● **Do this**: Find each line containing the string "data" and return it.

+-------+

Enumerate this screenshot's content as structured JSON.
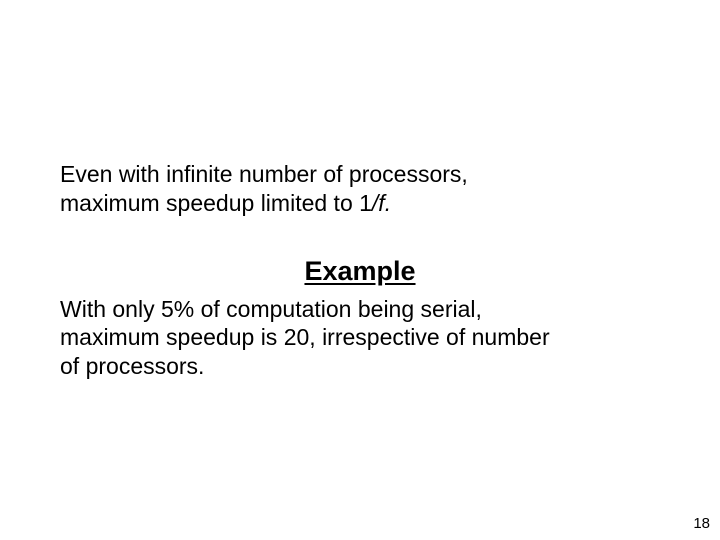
{
  "intro": {
    "line1": "Even with infinite number of processors,",
    "line2a": "maximum speedup limited to 1",
    "line2b": "/f."
  },
  "heading": "Example",
  "example": {
    "line1": "With only 5% of computation being serial,",
    "line2": "maximum speedup is 20, irrespective of number",
    "line3": "of processors."
  },
  "pageNumber": "18"
}
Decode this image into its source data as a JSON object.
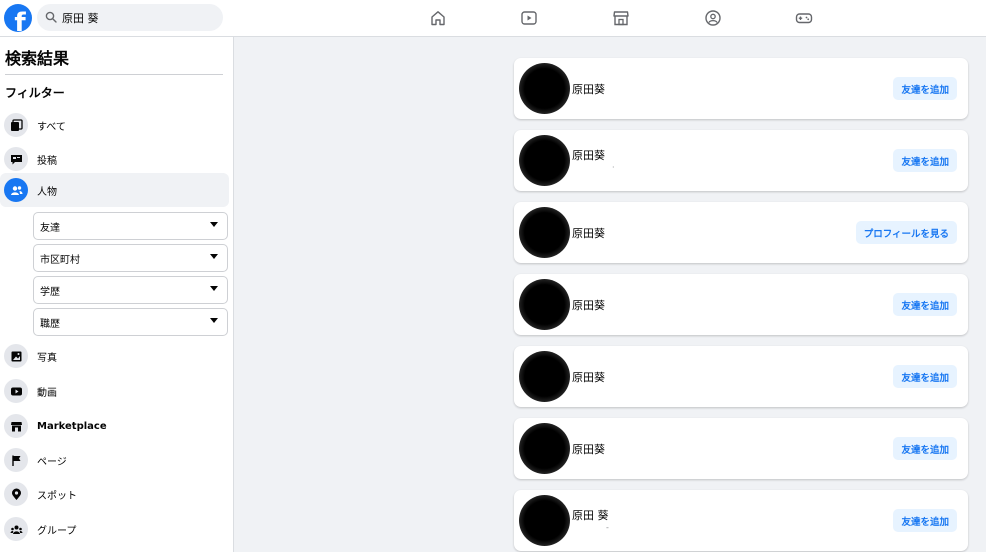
{
  "header": {
    "logo_letter": "f",
    "search_value": "原田 葵",
    "nav": [
      "home-icon",
      "watch-icon",
      "marketplace-icon",
      "groups-icon",
      "gaming-icon"
    ]
  },
  "sidebar": {
    "title": "検索結果",
    "filters_title": "フィルター",
    "items": [
      {
        "label": "すべて",
        "icon": "all-icon"
      },
      {
        "label": "投稿",
        "icon": "posts-icon"
      },
      {
        "label": "人物",
        "icon": "people-icon"
      },
      {
        "label": "写真",
        "icon": "photos-icon"
      },
      {
        "label": "動画",
        "icon": "videos-icon"
      },
      {
        "label": "Marketplace",
        "icon": "marketplace-icon"
      },
      {
        "label": "ページ",
        "icon": "pages-icon"
      },
      {
        "label": "スポット",
        "icon": "places-icon"
      },
      {
        "label": "グループ",
        "icon": "groups-icon"
      }
    ],
    "subfilters": [
      {
        "label": "友達"
      },
      {
        "label": "市区町村"
      },
      {
        "label": "学歴"
      },
      {
        "label": "職歴"
      }
    ]
  },
  "results": [
    {
      "name": "原田葵",
      "sub": "",
      "action": "友達を追加"
    },
    {
      "name": "原田葵",
      "sub": "·",
      "action": "友達を追加"
    },
    {
      "name": "原田葵",
      "sub": "",
      "action": "プロフィールを見る"
    },
    {
      "name": "原田葵",
      "sub": "",
      "action": "友達を追加"
    },
    {
      "name": "原田葵",
      "sub": "",
      "action": "友達を追加"
    },
    {
      "name": "原田葵",
      "sub": "",
      "action": "友達を追加"
    },
    {
      "name": "原田 葵",
      "sub": "-",
      "action": "友達を追加"
    }
  ],
  "colors": {
    "accent": "#1877f2",
    "button_bg": "#e7f3ff",
    "page_bg": "#f0f2f5"
  }
}
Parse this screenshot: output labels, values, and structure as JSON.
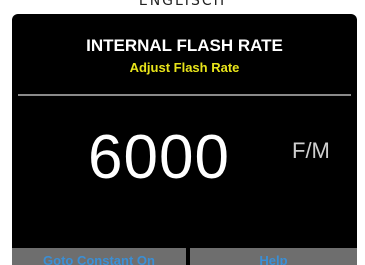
{
  "caption": "ENGLISCH",
  "screen": {
    "title": "INTERNAL FLASH RATE",
    "subtitle": "Adjust Flash Rate",
    "rate_value": "6000",
    "rate_unit": "F/M"
  },
  "buttons": {
    "goto_constant_on": "Goto Constant On",
    "help": "Help"
  },
  "colors": {
    "screen_background": "#000000",
    "subtitle_yellow": "#e8e41a",
    "button_gray": "#6e6e6e",
    "button_text_blue": "#3a8fd6"
  }
}
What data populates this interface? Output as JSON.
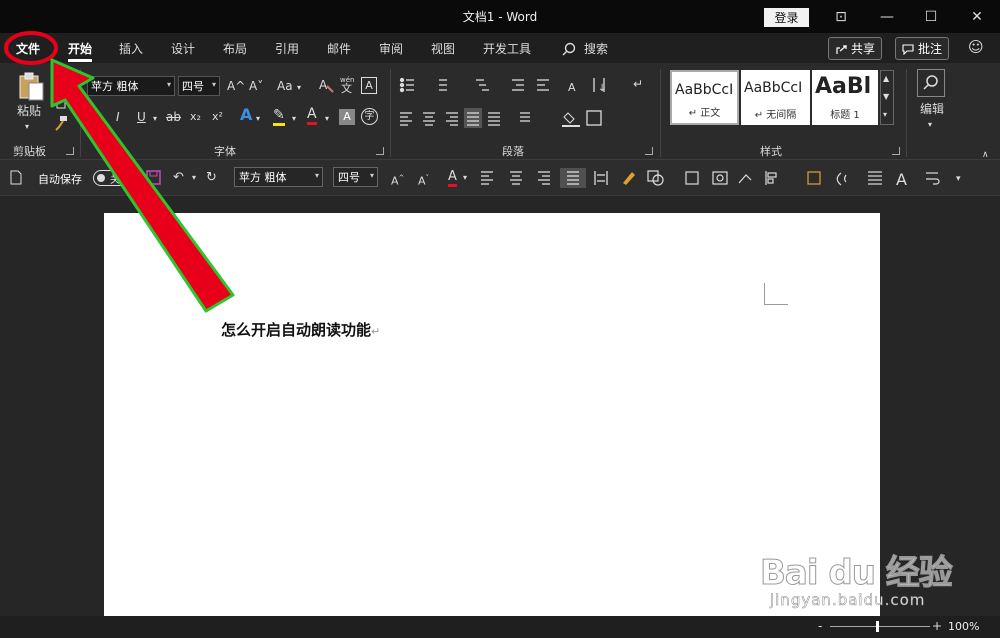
{
  "window": {
    "title": "文档1  -  Word",
    "login": "登录",
    "minimize": "—",
    "maximize": "☐",
    "close": "✕",
    "ribbon_display": "⊡"
  },
  "tabs": [
    {
      "label": "文件"
    },
    {
      "label": "开始"
    },
    {
      "label": "插入"
    },
    {
      "label": "设计"
    },
    {
      "label": "布局"
    },
    {
      "label": "引用"
    },
    {
      "label": "邮件"
    },
    {
      "label": "审阅"
    },
    {
      "label": "视图"
    },
    {
      "label": "开发工具"
    }
  ],
  "search": {
    "label": "搜索"
  },
  "share": {
    "label": "共享"
  },
  "comments": {
    "label": "批注"
  },
  "ribbon": {
    "clipboard": {
      "paste": "粘贴",
      "label": "剪贴板"
    },
    "font": {
      "name": "苹方 粗体",
      "size": "四号",
      "label": "字体",
      "grow": "A^",
      "shrink": "A˅",
      "case": "Aa",
      "phonetic_top": "wén",
      "phonetic_bottom": "文",
      "border_char": "A",
      "bold": "B",
      "italic": "I",
      "underline": "U",
      "strike": "ab",
      "sub": "x₂",
      "sup": "x²",
      "effects": "A",
      "highlight": "✎",
      "color": "A",
      "shade": "A",
      "circle": "字"
    },
    "paragraph": {
      "label": "段落"
    },
    "styles": {
      "label": "样式",
      "items": [
        {
          "sample": "AaBbCcI",
          "name": "↵ 正文"
        },
        {
          "sample": "AaBbCcI",
          "name": "↵ 无间隔"
        },
        {
          "sample": "AaBl",
          "name": "标题 1"
        }
      ]
    },
    "editing": {
      "label": "编辑"
    }
  },
  "qat": {
    "autosave": "自动保存",
    "toggle_state": "关",
    "font": "苹方 粗体",
    "size": "四号"
  },
  "document": {
    "text": "怎么开启自动朗读功能",
    "para_mark": "↵"
  },
  "status": {
    "zoom": "100%",
    "minus": "-",
    "plus": "+"
  },
  "watermark": {
    "big": "Bai du 经验",
    "small": "jingyan.baidu.com"
  },
  "colors": {
    "accent_red": "#e8001a",
    "arrow_green": "#2ec42e",
    "highlight_yellow": "#f5e50a",
    "font_red": "#e81123"
  }
}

+-------+

● **Solved problem**:
Decode this image into its source data as a JSON object.
What data populates this interface? Output as JSON.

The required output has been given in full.